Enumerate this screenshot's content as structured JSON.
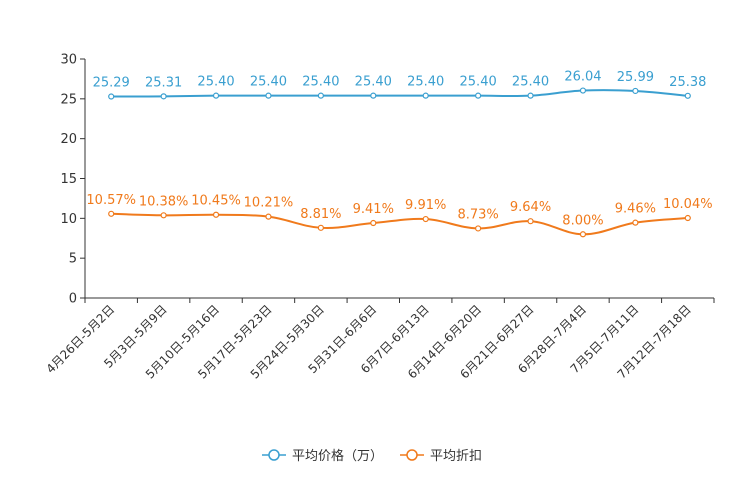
{
  "chart_data": {
    "type": "line",
    "title": "",
    "xlabel": "",
    "ylabel": "",
    "ylim": [
      0,
      30
    ],
    "yticks": [
      0,
      5,
      10,
      15,
      20,
      25,
      30
    ],
    "grid": false,
    "legend_position": "bottom-center",
    "categories": [
      "4月26日-5月2日",
      "5月3日-5月9日",
      "5月10日-5月16日",
      "5月17日-5月23日",
      "5月24日-5月30日",
      "5月31日-6月6日",
      "6月7日-6月13日",
      "6月14日-6月20日",
      "6月21日-6月27日",
      "6月28日-7月4日",
      "7月5日-7月11日",
      "7月12日-7月18日"
    ],
    "series": [
      {
        "name": "平均价格（万）",
        "color": "#3a9fd0",
        "values": [
          25.29,
          25.31,
          25.4,
          25.4,
          25.4,
          25.4,
          25.4,
          25.4,
          25.4,
          26.04,
          25.99,
          25.38
        ],
        "labels": [
          "25.29",
          "25.31",
          "25.40",
          "25.40",
          "25.40",
          "25.40",
          "25.40",
          "25.40",
          "25.40",
          "26.04",
          "25.99",
          "25.38"
        ]
      },
      {
        "name": "平均折扣",
        "color": "#f07a1c",
        "values": [
          10.57,
          10.38,
          10.45,
          10.21,
          8.81,
          9.41,
          9.91,
          8.73,
          9.64,
          8.0,
          9.46,
          10.04
        ],
        "labels": [
          "10.57%",
          "10.38%",
          "10.45%",
          "10.21%",
          "8.81%",
          "9.41%",
          "9.91%",
          "8.73%",
          "9.64%",
          "8.00%",
          "9.46%",
          "10.04%"
        ]
      }
    ]
  }
}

☆ ☆ ☆ ☆ ☆

● Given problem
Reproduce every entry word for word, but skip any pictures.

● Written response
Enumerate this screenshot's content as structured JSON.
{
  "chart_data": {
    "type": "line",
    "title": "",
    "xlabel": "",
    "ylabel": "",
    "ylim": [
      0,
      30
    ],
    "yticks": [
      0,
      5,
      10,
      15,
      20,
      25,
      30
    ],
    "grid": false,
    "legend_position": "bottom-center",
    "categories": [
      "4月26日-5月2日",
      "5月3日-5月9日",
      "5月10日-5月16日",
      "5月17日-5月23日",
      "5月24日-5月30日",
      "5月31日-6月6日",
      "6月7日-6月13日",
      "6月14日-6月20日",
      "6月21日-6月27日",
      "6月28日-7月4日",
      "7月5日-7月11日",
      "7月12日-7月18日"
    ],
    "series": [
      {
        "name": "平均价格（万）",
        "color": "#3a9fd0",
        "values": [
          25.29,
          25.31,
          25.4,
          25.4,
          25.4,
          25.4,
          25.4,
          25.4,
          25.4,
          26.04,
          25.99,
          25.38
        ],
        "labels": [
          "25.29",
          "25.31",
          "25.40",
          "25.40",
          "25.40",
          "25.40",
          "25.40",
          "25.40",
          "25.40",
          "26.04",
          "25.99",
          "25.38"
        ]
      },
      {
        "name": "平均折扣",
        "color": "#f07a1c",
        "values": [
          10.57,
          10.38,
          10.45,
          10.21,
          8.81,
          9.41,
          9.91,
          8.73,
          9.64,
          8.0,
          9.46,
          10.04
        ],
        "labels": [
          "10.57%",
          "10.38%",
          "10.45%",
          "10.21%",
          "8.81%",
          "9.41%",
          "9.91%",
          "8.73%",
          "9.64%",
          "8.00%",
          "9.46%",
          "10.04%"
        ]
      }
    ]
  }
}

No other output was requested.